** Direction A **
Answer these questions from the passage on package managers, one line each:
(i) What does Spack rely on the host operating system for?
(ii) In what language is Spack fully written?
(iii) For which operating systems does Conda need to keep binaries?
** Direction B **
In the passage on package managers, rename "operating systems" to "platforms" from "Because of such" up to and including "GNU/Linux operating systems).", and write out that stretch again.

═══ Text extract

As reviewed above, the low-level dependence of Conda on the host operating system's components and build-time conditions, is the primary reason that it is very fast to install (thus making it an attractive tool to software developers who just need to reproduce a bug in a few minutes).
However, these same factors are major caveats in a scientific scenario, where long-term archivability, readability, or usability are important. % alternative to `archivability`?

\subsubsection{Spack}
Spack\citeappendix{gamblin15} is a package manager that is also influenced by Nix (similar to GNU Guix).
But unlike Nix or GNU Guix, it does not aim for full, bitwise reproducibility and can be built without root access in any generic location.
It relies on the host operating system for the C library.

Spack is fully written in Python, where each software package is an instance of a class, which defines how it should be downloaded, configured, built, and installed.
Therefore if the proper version of Python is not present, Spack cannot be used and when incompatibilities arise in future versions of Python (similar to how Python 3 is not compatible with Python 2), software building recipes, or the whole system, have to be upgraded.
Because of such bootstrapping problems (for example how Spack needs Python to build Python and other software), it is generally a good practice to use simpler, lower-level languages/systems for a low-level operation like package management.

In conclusion for all package managers, there are two common issues regarding generic package managers that hinder their usage for high-level scientific projects:

\begin{itemize}
\item {\bf\small Pre-compiled/binary downloads:} Most package managers primarily download the software in a binary (pre-compiled) format.
  This allows users to download it very fast and almost instantaneously be able to run it.
  However, to provide for this, servers need to keep binary files for each build of the software on different operating systems (for example Conda needs to keep binaries for Windows, macOS and GNU/Linux operating systems).
  It is also necessary for them to store binaries for each build, which includes different versions of its dependencies.
  Maintaining such a large binary library is expensive, therefore once the shelf-life of a binary has expired, it will be removed, causing problems for projects that depend on them.

\item {\bf\small Adding high-level software:} Packaging new software is not trivial and needs a good level of knowledge/experience with that package manager.
  For example, each one has its own special syntax/standards/languages, with pre-defined variables that must already be known before someone can package new software for them.
  However, in many research projects, the most high-level analysis software is written by the team that is doing the research, and they are its primary/only users, even when the software is distributed with free licenses on open repositories.

  Although active package manager members are commonly very supportive in helping to package new software, many teams may not be able to make that extra effort and time investment to package their most high-level (i.e., relevant) software in it.
  As a result, they manually install their high-level software in an uncontrolled, or non-standard way, thus jeopardizing the reproducibility of the whole work.
  This is another consequence of the detachment of the package manager from the project doing the analysis.

══════
═══ Rows

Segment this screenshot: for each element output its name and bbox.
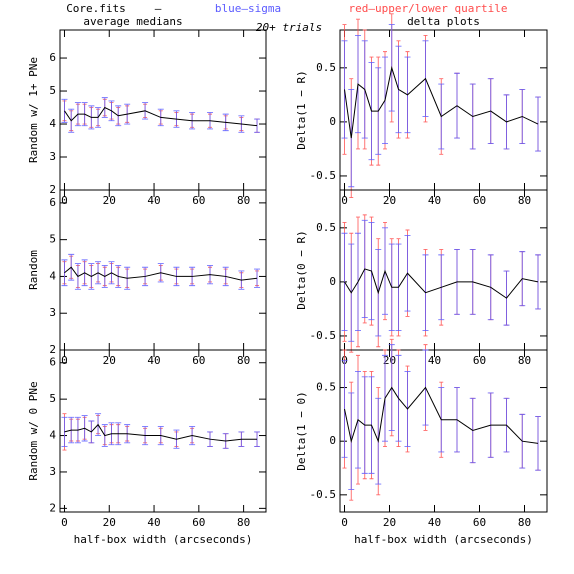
x-tick-label: 80 <box>518 354 531 367</box>
x-tick-label: 40 <box>428 194 441 207</box>
x-tick-label: 0 <box>341 194 348 207</box>
y-axis-label: Random w/ 0 PNe <box>27 381 40 480</box>
x-tick-label: 20 <box>383 194 396 207</box>
y-tick-label: 6 <box>49 51 56 64</box>
file-name: Core.fits <box>66 2 126 15</box>
y-tick-label: 0 <box>329 434 336 447</box>
y-tick-label: 4 <box>49 429 56 442</box>
y-tick-label: 0.5 <box>316 381 336 394</box>
x-tick-label: 60 <box>473 194 486 207</box>
x-tick-label: 40 <box>428 516 441 529</box>
y-tick-label: 2 <box>49 343 56 356</box>
note: 20+ trials <box>256 21 322 34</box>
error-bar <box>535 254 541 310</box>
y-tick-label: 4 <box>49 269 56 282</box>
error-bar <box>535 416 541 471</box>
y-axis-label: Delta(1 − 0) <box>295 391 308 470</box>
panel-frame <box>339 349 548 513</box>
y-tick-label: -0.5 <box>310 329 337 342</box>
y-tick-label: -0.5 <box>310 488 337 501</box>
y-tick-label: 0 <box>329 275 336 288</box>
x-tick-label: 60 <box>192 354 205 367</box>
panel-frame <box>59 349 267 513</box>
x-axis-label: half-box width (arcseconds) <box>354 533 533 546</box>
x-tick-label: 0 <box>341 516 348 529</box>
y-axis-label: Delta(0 − R) <box>295 230 308 309</box>
x-tick-label: 0 <box>61 354 68 367</box>
y-axis-label: Random w/ 1+ PNe <box>27 57 40 163</box>
y-tick-label: 3 <box>49 465 56 478</box>
median-line <box>64 266 258 281</box>
y-tick-label: -0.5 <box>310 169 337 182</box>
y-tick-label: 3 <box>49 306 56 319</box>
x-axis-label: half-box width (arcseconds) <box>74 533 253 546</box>
y-tick-label: 5 <box>49 84 56 97</box>
x-tick-label: 80 <box>237 194 250 207</box>
median-line <box>344 386 539 444</box>
y-axis-label: Random <box>27 250 40 290</box>
median-line <box>344 65 539 139</box>
median-line <box>64 106 258 127</box>
y-tick-label: 5 <box>49 392 56 405</box>
x-tick-label: 20 <box>383 354 396 367</box>
x-tick-label: 40 <box>147 354 160 367</box>
x-tick-label: 20 <box>103 516 116 529</box>
median-line <box>344 268 539 299</box>
y-tick-label: 2 <box>49 501 56 514</box>
y-tick-label: 0.5 <box>316 221 336 234</box>
panel-title: delta plots <box>407 15 480 28</box>
x-tick-label: 0 <box>61 194 68 207</box>
x-tick-label: 20 <box>103 354 116 367</box>
x-tick-label: 80 <box>237 516 250 529</box>
legend-quartile: red–upper/lower quartile <box>349 2 508 15</box>
y-tick-label: 6 <box>49 196 56 209</box>
y-tick-label: 3 <box>49 150 56 163</box>
y-tick-label: 0 <box>329 115 336 128</box>
x-tick-label: 40 <box>428 354 441 367</box>
x-tick-label: 60 <box>473 516 486 529</box>
x-tick-label: 40 <box>147 194 160 207</box>
error-bar <box>341 40 348 139</box>
x-tick-label: 80 <box>518 516 531 529</box>
y-tick-label: 0.5 <box>316 61 336 74</box>
error-bar <box>61 98 68 123</box>
x-tick-label: 20 <box>383 516 396 529</box>
x-tick-label: 20 <box>103 194 116 207</box>
y-tick-label: 6 <box>49 356 56 369</box>
x-tick-label: 80 <box>518 194 531 207</box>
x-tick-label: 0 <box>61 516 68 529</box>
legend-dash: – <box>155 2 162 15</box>
y-axis-label: Delta(1 − R) <box>295 70 308 149</box>
x-tick-label: 60 <box>473 354 486 367</box>
y-tick-label: 5 <box>49 233 56 246</box>
median-line <box>64 423 258 442</box>
error-bar <box>341 360 348 458</box>
panel-title: average medians <box>83 15 182 28</box>
y-tick-label: 2 <box>49 183 56 196</box>
x-tick-label: 60 <box>192 194 205 207</box>
x-tick-label: 40 <box>147 516 160 529</box>
x-tick-label: 60 <box>192 516 205 529</box>
y-tick-label: 4 <box>49 117 56 130</box>
legend-sigma: blue–sigma <box>215 2 281 15</box>
x-tick-label: 80 <box>237 354 250 367</box>
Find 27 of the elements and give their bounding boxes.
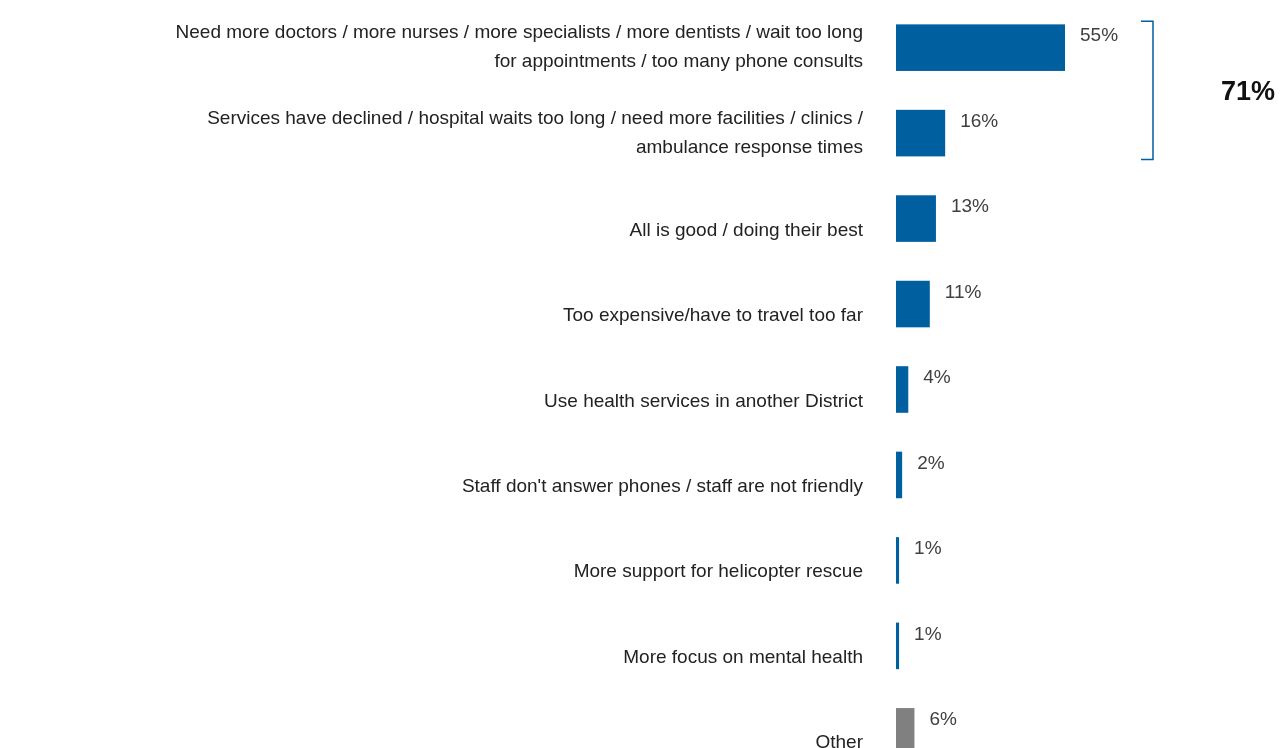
bar <box>896 24 1065 71</box>
y-tick-label: All is good / doing their best <box>629 218 864 240</box>
y-tick-label: Use health services in another District <box>544 389 864 411</box>
bar <box>896 451 903 499</box>
bar <box>896 622 900 670</box>
data-label: 1% <box>914 622 942 644</box>
bar <box>896 109 946 157</box>
y-tick-label: Services have declined / hospital waits too long / need more facilities / clinics / ambulance response times <box>207 106 864 157</box>
data-label: 55% <box>1080 24 1119 46</box>
data-label: 2% <box>917 451 945 473</box>
y-tick-label: Other <box>815 731 864 748</box>
y-tick-label: More support for helicopter rescue <box>573 560 863 582</box>
bar <box>896 195 936 242</box>
bar <box>896 280 930 328</box>
text: 71% <box>1220 75 1276 106</box>
y-tick-label: More focus on mental health <box>623 645 863 667</box>
y-tick-label: Staff don't answer phones / staff are not friendly <box>461 474 864 496</box>
data-label: 1% <box>914 537 942 559</box>
data-label: 13% <box>950 195 990 217</box>
bar <box>896 537 900 584</box>
y-tick-label: Need more doctors / more nurses / more specialists / more dentists / wait too long for appointments / too many phone consults <box>175 21 863 72</box>
bar <box>896 366 909 413</box>
data-label: 4% <box>923 366 951 388</box>
y-tick-label: Too expensive/have to travel too far <box>563 304 864 326</box>
data-label: 16% <box>960 109 999 131</box>
data-label: 11% <box>944 280 982 302</box>
data-label: 6% <box>929 708 957 730</box>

══════

** Final answer A **
(i) The C library.
(ii) Python.
(iii) Windows, macOS and GNU/Linux.

** Final answer B **
Because of such bootstrapping problems (for example how Spack needs Python to build Python and other software), it is generally a good practice to use simpler, lower-level languages/systems for a low-level operation like package management.

In conclusion for all package managers, there are two common issues regarding generic package managers that hinder their usage for high-level scientific projects:

\begin{itemize}
\item {\bf\small Pre-compiled/binary downloads:} Most package managers primarily download the software in a binary (pre-compiled) format.
  This allows users to download it very fast and almost instantaneously be able to run it.
  However, to provide for this, servers need to keep binary files for each build of the software on different platforms (for example Conda needs to keep binaries for Windows, macOS and GNU/Linux platforms).